* begin INFORMATION SUPPLIED *
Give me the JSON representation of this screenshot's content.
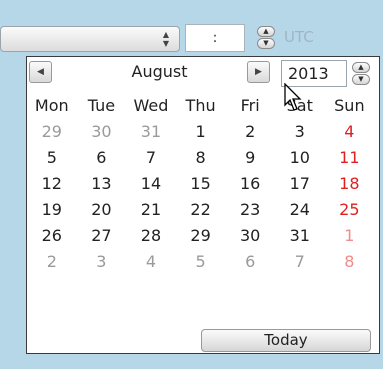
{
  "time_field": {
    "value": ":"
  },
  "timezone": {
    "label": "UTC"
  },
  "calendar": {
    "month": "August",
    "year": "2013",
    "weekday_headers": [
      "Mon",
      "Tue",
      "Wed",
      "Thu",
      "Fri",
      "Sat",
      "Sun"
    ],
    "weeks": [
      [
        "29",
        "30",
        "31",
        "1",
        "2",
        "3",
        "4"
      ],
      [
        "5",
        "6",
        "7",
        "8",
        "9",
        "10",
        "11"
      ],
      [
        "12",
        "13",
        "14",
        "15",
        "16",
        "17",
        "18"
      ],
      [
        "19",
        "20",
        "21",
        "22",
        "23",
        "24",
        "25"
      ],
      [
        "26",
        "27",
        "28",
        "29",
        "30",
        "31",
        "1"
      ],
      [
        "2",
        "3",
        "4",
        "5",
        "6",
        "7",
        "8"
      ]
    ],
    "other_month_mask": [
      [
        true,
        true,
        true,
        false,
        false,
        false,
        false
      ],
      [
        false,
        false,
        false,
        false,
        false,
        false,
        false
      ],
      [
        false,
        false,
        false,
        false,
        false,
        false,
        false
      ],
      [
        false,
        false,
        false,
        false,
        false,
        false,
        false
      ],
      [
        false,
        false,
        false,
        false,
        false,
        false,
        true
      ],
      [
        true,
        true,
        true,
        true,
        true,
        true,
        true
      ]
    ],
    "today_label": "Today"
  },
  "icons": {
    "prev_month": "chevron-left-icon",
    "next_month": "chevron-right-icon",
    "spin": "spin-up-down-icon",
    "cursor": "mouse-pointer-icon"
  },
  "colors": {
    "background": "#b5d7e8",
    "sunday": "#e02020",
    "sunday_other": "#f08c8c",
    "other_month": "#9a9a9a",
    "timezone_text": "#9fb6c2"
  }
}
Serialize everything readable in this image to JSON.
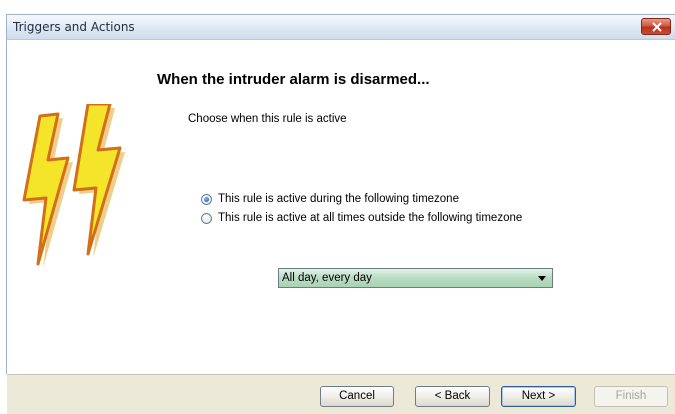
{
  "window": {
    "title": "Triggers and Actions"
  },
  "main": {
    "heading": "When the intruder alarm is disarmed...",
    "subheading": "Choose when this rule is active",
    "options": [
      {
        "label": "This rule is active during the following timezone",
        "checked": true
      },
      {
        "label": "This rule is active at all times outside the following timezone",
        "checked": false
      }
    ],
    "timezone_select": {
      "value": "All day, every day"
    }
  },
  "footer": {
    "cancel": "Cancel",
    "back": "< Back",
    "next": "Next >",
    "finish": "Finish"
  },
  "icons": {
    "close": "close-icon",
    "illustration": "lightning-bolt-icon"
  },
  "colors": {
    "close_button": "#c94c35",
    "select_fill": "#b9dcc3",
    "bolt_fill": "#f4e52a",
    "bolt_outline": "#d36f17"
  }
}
* end INFORMATION SUPPLIED *
Reproduce every entry exactly, but omit each picture.

Give me the JSON representation of this screenshot's content.
{
  "time_field": {
    "value": ":"
  },
  "timezone": {
    "label": "UTC"
  },
  "calendar": {
    "month": "August",
    "year": "2013",
    "weekday_headers": [
      "Mon",
      "Tue",
      "Wed",
      "Thu",
      "Fri",
      "Sat",
      "Sun"
    ],
    "weeks": [
      [
        "29",
        "30",
        "31",
        "1",
        "2",
        "3",
        "4"
      ],
      [
        "5",
        "6",
        "7",
        "8",
        "9",
        "10",
        "11"
      ],
      [
        "12",
        "13",
        "14",
        "15",
        "16",
        "17",
        "18"
      ],
      [
        "19",
        "20",
        "21",
        "22",
        "23",
        "24",
        "25"
      ],
      [
        "26",
        "27",
        "28",
        "29",
        "30",
        "31",
        "1"
      ],
      [
        "2",
        "3",
        "4",
        "5",
        "6",
        "7",
        "8"
      ]
    ],
    "other_month_mask": [
      [
        true,
        true,
        true,
        false,
        false,
        false,
        false
      ],
      [
        false,
        false,
        false,
        false,
        false,
        false,
        false
      ],
      [
        false,
        false,
        false,
        false,
        false,
        false,
        false
      ],
      [
        false,
        false,
        false,
        false,
        false,
        false,
        false
      ],
      [
        false,
        false,
        false,
        false,
        false,
        false,
        true
      ],
      [
        true,
        true,
        true,
        true,
        true,
        true,
        true
      ]
    ],
    "today_label": "Today"
  },
  "icons": {
    "prev_month": "chevron-left-icon",
    "next_month": "chevron-right-icon",
    "spin": "spin-up-down-icon",
    "cursor": "mouse-pointer-icon"
  },
  "colors": {
    "background": "#b5d7e8",
    "sunday": "#e02020",
    "sunday_other": "#f08c8c",
    "other_month": "#9a9a9a",
    "timezone_text": "#9fb6c2"
  }
}
Serialize everything readable in this image to JSON.
{
  "window": {
    "title": "Triggers and Actions"
  },
  "main": {
    "heading": "When the intruder alarm is disarmed...",
    "subheading": "Choose when this rule is active",
    "options": [
      {
        "label": "This rule is active during the following timezone",
        "checked": true
      },
      {
        "label": "This rule is active at all times outside the following timezone",
        "checked": false
      }
    ],
    "timezone_select": {
      "value": "All day, every day"
    }
  },
  "footer": {
    "cancel": "Cancel",
    "back": "< Back",
    "next": "Next >",
    "finish": "Finish"
  },
  "icons": {
    "close": "close-icon",
    "illustration": "lightning-bolt-icon"
  },
  "colors": {
    "close_button": "#c94c35",
    "select_fill": "#b9dcc3",
    "bolt_fill": "#f4e52a",
    "bolt_outline": "#d36f17"
  }
}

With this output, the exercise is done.